→ Source:
※

After DeSantis signed an anti-gay measure, Disney issued a statement condemning it, and suspended its political donations, which had previously included generous support for DeSantis. In retaliation, DeSantis rushed through a measure targeting Disney’s legal status. He is establishing a new norms in Republican politics: Corporations that publicly question the party’s preferred policy, or withhold donations in protest, will be subject to discriminatory policy. If they enjoy favorable regulatory or tax treatment, they can continue to do so on the condition that they stay in the GOP’s political good graces.

This is one way rulers like Orban and Putin hold power. It is a method that, until quite recently, would have been considered unthinkable in the United States. That bright line has been obliterated. Trump and DeSantis have now made it almost unremarkable.

DeSantis has admitted in interviews that his bill ending Disney’s deal with Florida is purely in retaliation for Disney’s criticism of the “don’t say gay” bill, which IMO Disney pretty much had to release as a public relations measure. Being seen as pro-homophobic is bad for business, I’m sure. But it seems to me an argument could be made that if today’s bill is a retaliation it amounts to a bill of attainder or ex-post facto law, which is prohibited in Article I, Section 9, paragraph 3, of the U.S. Constitution. Not that DeSantis gives a hoo haw about the Constitution.

Right-wing media nearly entirely sides with DeSantis, who has been raving about Disney’s “woke” and “California” values. Anything associated with the words “woke” and “Califiornia” are automatically reviled on the Right.

Jonathan Chait quotes National Review:

“These corporations assume that it’s still 2010, and that our genteel Marquess of Queensberry norms will prevent conservatives from retaliating against their many political campaigns and rhetorical posturing against us.”

It seems the principle that the government should not coerce private firms into supporting the regime was devised by Marquess of Queensberry, who was probably a communist. 

On to other Florida news:

The state of Florida released a list of the textbooks rejected in its recent math adoption. Because I’m a veteran of the textbook wars I scanned this with some interest. It appears that two of the big guns of the K-12 textbook industry, Pearson and Scholastic, decided to sit this one out. This doesn’t surprise me a whole lot. The publishers submit printed and bound books with ancillaries, not manuscripts. To develop, print and bind even a few copies of a K-12 textbook series requires an army of staff and suppliers and is an investment of a few million dollars, easily. I read in an article from 2004 that producing a K-8 reading program can cost as much as $60 million. If there’s a significant chance the books will be declared unsalable by a handful of political appointees on a textbook adoption committee, would you risk it? Especially since the books have “Florida” all over them and couldn’t be used in other states?

And people wonder why textbooks cost so much.

Now, why were they rejected? Florida claimed it was because they taught Critical Race Theory, among other things. Three people at Popular Information — Judd Legum, Tesnim Zekeria, and Rebecca Crosby — got hold of some of the rejected books. And here is what they found.

There was no discussion of race, racism, or anything that could be construed as related to CRT in any of the textbooks. While the vast majority of the textbooks focused on basic math skills, they also encouraged students to reflect on how they learn and work with their classmates. In general, the textbooks encouraged young students to be nice to each other and themselves.

※

→ Listing:
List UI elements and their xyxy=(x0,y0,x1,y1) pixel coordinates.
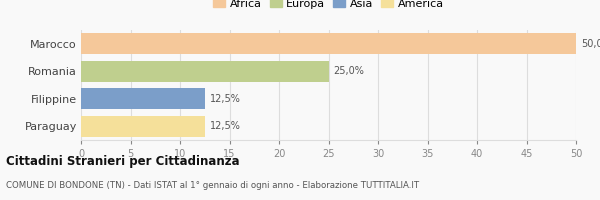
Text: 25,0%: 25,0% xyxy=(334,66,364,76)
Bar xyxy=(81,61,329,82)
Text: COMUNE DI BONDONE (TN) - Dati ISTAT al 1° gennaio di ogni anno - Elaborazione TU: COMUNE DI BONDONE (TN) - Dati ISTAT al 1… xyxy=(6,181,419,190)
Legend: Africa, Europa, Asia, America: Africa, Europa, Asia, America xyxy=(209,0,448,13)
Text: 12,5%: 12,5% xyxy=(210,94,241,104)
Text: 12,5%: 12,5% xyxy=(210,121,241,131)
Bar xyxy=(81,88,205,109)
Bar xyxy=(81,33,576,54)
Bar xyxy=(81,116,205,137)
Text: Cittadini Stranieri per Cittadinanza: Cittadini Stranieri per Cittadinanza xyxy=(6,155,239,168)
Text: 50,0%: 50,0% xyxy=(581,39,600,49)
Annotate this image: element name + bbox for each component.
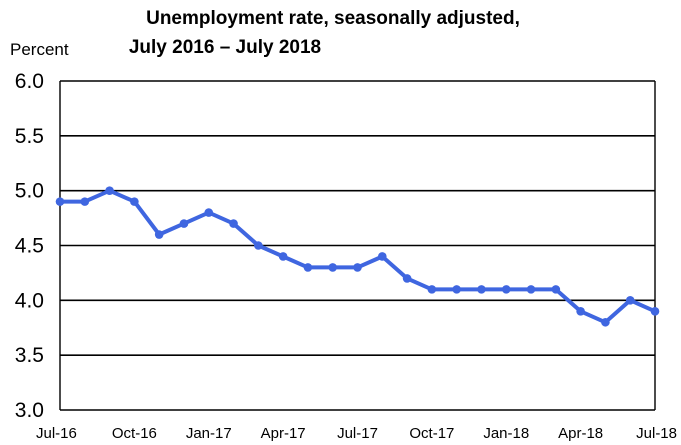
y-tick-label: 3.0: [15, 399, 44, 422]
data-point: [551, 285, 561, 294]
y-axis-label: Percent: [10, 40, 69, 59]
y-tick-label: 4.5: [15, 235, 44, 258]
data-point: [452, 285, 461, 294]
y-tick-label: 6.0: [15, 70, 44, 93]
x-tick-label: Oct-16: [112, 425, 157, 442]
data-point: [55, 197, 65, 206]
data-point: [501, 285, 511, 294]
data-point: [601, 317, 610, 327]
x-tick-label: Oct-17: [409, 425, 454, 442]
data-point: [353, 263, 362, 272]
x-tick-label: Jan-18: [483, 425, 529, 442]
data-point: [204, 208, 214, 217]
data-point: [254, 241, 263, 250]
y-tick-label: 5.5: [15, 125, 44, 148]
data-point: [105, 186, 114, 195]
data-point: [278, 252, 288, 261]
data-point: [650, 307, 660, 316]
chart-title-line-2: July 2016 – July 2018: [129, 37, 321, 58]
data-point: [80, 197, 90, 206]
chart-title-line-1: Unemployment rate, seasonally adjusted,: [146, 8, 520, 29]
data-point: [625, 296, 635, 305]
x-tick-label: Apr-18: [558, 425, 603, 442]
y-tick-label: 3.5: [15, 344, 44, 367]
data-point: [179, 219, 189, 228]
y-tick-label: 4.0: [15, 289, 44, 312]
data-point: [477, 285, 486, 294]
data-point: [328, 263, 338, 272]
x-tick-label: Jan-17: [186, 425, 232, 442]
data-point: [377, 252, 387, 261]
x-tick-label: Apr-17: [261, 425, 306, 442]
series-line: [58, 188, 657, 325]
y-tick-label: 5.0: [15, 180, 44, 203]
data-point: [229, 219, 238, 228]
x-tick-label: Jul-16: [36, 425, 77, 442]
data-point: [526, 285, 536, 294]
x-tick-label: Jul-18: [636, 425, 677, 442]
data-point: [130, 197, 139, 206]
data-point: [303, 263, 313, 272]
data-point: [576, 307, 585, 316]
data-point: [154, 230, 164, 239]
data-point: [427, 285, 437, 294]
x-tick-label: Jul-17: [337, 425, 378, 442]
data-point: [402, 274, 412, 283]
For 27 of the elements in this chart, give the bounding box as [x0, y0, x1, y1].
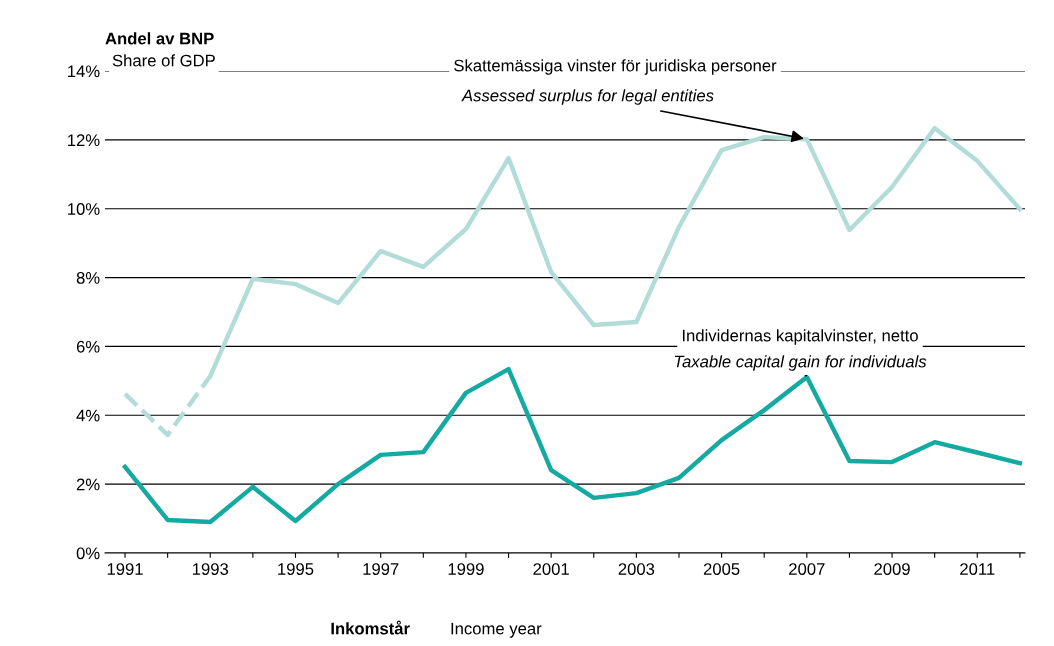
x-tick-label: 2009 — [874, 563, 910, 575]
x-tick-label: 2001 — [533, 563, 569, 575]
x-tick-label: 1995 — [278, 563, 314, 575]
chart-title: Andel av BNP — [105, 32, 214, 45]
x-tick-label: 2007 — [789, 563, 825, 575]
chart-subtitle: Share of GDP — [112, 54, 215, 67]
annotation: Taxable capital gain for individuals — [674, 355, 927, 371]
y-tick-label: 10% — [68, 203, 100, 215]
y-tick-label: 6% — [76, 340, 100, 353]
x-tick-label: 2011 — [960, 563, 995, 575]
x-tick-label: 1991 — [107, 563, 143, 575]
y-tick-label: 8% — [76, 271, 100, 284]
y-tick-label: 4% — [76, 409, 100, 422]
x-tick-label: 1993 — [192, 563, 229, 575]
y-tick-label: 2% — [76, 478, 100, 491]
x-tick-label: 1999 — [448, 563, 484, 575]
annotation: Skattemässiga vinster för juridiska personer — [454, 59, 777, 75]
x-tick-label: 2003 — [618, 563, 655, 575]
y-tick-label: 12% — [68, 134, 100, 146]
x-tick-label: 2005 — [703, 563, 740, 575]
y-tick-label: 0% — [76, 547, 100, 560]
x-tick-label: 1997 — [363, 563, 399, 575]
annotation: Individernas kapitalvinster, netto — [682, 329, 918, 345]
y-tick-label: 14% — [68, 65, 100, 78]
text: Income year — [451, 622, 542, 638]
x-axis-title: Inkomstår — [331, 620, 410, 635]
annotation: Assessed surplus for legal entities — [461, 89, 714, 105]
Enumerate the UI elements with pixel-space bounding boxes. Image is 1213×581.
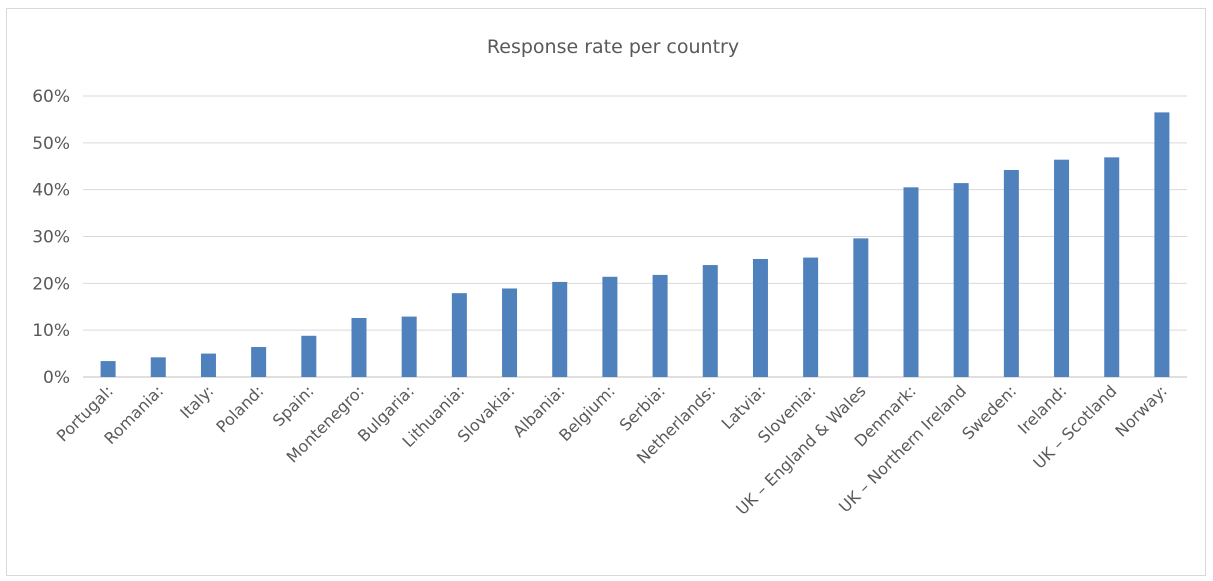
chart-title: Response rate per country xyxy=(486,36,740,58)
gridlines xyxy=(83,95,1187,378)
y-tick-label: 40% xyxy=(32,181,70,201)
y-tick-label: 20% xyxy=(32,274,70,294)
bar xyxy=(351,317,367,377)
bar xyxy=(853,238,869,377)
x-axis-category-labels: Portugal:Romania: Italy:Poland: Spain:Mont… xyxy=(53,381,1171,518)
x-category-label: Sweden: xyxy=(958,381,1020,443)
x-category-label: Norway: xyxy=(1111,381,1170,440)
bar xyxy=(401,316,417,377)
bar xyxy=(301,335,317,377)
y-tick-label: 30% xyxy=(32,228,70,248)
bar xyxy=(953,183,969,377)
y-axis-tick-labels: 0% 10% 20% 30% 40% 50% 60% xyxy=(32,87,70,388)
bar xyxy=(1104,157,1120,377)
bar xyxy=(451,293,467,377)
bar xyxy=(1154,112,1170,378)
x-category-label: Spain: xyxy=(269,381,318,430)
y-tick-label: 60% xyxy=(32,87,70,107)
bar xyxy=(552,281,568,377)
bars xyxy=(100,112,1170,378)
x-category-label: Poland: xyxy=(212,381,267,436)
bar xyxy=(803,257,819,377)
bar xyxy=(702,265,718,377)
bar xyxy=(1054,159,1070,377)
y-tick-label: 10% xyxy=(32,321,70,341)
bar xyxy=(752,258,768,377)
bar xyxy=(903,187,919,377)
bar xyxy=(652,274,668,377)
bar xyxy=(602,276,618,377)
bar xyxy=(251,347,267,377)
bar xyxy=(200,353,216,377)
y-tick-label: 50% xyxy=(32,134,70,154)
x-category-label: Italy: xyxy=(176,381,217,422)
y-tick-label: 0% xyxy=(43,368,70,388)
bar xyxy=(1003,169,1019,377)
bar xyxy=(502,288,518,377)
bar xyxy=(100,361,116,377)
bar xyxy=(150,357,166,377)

※

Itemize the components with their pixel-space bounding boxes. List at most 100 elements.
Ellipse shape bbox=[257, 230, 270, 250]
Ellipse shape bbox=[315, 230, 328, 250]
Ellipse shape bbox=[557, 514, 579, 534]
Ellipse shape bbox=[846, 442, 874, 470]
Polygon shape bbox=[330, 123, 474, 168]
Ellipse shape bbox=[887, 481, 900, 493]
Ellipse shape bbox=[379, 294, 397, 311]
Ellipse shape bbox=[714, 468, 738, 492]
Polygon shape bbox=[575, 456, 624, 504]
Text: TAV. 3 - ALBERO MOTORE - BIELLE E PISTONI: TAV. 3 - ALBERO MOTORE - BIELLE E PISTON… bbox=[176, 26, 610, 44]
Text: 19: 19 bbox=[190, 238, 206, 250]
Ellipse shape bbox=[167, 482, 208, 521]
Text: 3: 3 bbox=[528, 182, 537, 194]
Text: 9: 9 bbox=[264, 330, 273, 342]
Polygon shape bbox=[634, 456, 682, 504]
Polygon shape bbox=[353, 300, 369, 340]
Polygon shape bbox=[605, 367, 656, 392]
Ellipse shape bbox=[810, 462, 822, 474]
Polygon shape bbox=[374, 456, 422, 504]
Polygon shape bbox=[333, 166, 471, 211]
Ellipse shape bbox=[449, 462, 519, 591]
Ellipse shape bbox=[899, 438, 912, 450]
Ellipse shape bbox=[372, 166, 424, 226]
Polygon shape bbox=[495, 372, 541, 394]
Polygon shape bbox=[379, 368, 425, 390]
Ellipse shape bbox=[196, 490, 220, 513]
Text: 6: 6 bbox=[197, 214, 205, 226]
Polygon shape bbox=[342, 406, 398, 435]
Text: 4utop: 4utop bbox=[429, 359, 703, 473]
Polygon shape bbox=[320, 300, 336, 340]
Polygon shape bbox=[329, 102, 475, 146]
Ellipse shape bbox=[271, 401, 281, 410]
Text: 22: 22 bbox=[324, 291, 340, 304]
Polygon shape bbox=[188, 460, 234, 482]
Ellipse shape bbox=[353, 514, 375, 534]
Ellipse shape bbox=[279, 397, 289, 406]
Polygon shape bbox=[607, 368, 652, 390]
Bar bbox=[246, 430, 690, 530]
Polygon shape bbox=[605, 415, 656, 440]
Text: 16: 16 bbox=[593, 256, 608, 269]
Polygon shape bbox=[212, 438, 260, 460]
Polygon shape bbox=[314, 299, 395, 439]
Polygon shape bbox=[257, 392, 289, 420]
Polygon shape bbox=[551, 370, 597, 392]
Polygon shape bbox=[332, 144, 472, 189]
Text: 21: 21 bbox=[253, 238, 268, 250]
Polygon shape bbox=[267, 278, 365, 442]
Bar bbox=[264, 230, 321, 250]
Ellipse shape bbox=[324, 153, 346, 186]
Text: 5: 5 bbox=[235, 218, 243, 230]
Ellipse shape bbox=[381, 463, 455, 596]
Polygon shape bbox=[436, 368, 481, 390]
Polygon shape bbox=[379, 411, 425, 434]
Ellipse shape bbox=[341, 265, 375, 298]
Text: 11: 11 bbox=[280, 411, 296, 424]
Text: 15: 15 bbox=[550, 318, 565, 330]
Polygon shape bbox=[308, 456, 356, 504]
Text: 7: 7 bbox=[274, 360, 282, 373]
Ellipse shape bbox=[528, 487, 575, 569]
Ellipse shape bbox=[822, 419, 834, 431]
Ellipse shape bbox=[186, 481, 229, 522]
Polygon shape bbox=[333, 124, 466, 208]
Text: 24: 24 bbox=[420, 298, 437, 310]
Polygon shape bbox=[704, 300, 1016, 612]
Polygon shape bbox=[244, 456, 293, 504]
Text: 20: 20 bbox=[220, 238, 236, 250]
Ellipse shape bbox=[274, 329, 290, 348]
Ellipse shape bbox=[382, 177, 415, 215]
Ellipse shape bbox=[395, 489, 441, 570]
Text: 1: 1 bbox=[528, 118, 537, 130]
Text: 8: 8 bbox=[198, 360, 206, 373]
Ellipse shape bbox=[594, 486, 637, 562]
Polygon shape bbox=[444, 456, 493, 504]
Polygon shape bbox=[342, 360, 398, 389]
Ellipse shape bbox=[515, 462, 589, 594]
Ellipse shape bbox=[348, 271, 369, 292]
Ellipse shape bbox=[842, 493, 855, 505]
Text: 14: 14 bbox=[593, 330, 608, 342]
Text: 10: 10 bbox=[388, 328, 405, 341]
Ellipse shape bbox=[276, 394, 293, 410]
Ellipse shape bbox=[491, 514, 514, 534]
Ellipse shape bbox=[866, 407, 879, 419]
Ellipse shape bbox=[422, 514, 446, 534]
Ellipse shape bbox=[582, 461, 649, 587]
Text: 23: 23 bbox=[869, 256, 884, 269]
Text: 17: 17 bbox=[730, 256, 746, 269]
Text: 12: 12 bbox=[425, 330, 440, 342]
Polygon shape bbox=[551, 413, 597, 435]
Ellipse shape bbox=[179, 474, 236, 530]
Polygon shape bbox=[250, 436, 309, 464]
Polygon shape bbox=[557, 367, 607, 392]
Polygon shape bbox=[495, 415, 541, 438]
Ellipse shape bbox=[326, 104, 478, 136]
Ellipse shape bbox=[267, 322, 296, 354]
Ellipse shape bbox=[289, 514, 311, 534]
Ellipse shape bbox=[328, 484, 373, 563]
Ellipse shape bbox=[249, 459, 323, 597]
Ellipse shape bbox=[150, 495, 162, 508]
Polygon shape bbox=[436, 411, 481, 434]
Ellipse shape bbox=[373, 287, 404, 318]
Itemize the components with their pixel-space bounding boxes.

※

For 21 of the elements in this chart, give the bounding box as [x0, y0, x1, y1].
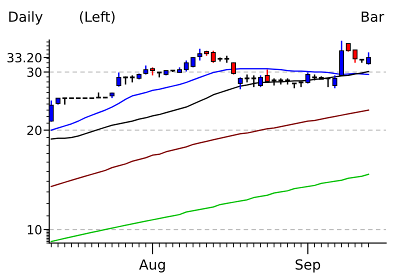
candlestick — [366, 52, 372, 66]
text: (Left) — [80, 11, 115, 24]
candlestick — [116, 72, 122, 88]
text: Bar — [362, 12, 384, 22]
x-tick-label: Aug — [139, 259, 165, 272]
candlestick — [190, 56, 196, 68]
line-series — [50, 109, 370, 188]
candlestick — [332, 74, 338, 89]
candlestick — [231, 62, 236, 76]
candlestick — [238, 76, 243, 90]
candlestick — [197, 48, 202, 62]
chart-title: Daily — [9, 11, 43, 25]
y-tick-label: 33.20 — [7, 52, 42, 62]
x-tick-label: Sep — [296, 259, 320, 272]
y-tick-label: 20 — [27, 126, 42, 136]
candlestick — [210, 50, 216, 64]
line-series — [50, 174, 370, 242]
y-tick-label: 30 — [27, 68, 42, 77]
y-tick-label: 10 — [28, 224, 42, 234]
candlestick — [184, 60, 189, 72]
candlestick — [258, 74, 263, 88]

※

→ Work to complete:
1. Copy the passage on DeSantis and Disney word for word, starting with "After DeSantis signed" and going on through "political good graces.".
2. In the records, rewrite the lines starting with the line with "x-tick-label: 2009 — [874, 563, 910, 575]" and going on through the line with "Enumerate the UI", changing "annotation" to "callout" and leaving everything else as it is. Give only those lines.
The records have nothing to do with the text.

→ Results:
1.
After DeSantis signed an anti-gay measure, Disney issued a statement condemning it, and suspended its political donations, which had previously included generous support for DeSantis. In retaliation, DeSantis rushed through a measure targeting Disney’s legal status. He is establishing a new norms in Republican politics: Corporations that publicly question the party’s preferred policy, or withhold donations in protest, will be subject to discriminatory policy. If they enjoy favorable regulatory or tax treatment, they can continue to do so on the condition that they stay in the GOP’s political good graces.

2.
x-tick-label: 2009 — [874, 563, 910, 575]
x-tick-label: 2001 — [533, 563, 569, 575]
x-tick-label: 1995 — [278, 563, 314, 575]
chart-title: Andel av BNP — [105, 32, 214, 45]
x-tick-label: 2007 — [789, 563, 825, 575]
chart-subtitle: Share of GDP — [112, 54, 215, 67]
callout: Taxable capital gain for individuals — [674, 355, 927, 371]
y-tick-label: 10% — [68, 203, 100, 215]
y-tick-label: 6% — [76, 340, 100, 353]
x-tick-label: 2011 — [960, 563, 995, 575]
x-tick-label: 1991 — [107, 563, 143, 575]
y-tick-label: 8% — [76, 271, 100, 284]
y-tick-label: 4% — [76, 409, 100, 422]
x-tick-label: 1993 — [192, 563, 229, 575]
y-tick-label: 2% — [76, 478, 100, 491]
x-tick-label: 1999 — [448, 563, 484, 575]
callout: Skattemässiga vinster för juridiska personer — [454, 59, 777, 75]
x-tick-label: 2003 — [618, 563, 655, 575]
y-tick-label: 12% — [68, 134, 100, 146]
x-tick-label: 2005 — [703, 563, 740, 575]
y-tick-label: 0% — [76, 547, 100, 560]
x-tick-label: 1997 — [363, 563, 399, 575]
callout: Individernas kapitalvinster, netto — [682, 329, 918, 345]
y-tick-label: 14% — [68, 65, 100, 78]
text: Income year — [451, 622, 542, 638]
x-axis-title: Inkomstår — [331, 620, 410, 635]
callout: Assessed surplus for legal entities — [461, 89, 714, 105]
Enumerate the UI elements with pixel-space bounding boxes. Image is 1213×581.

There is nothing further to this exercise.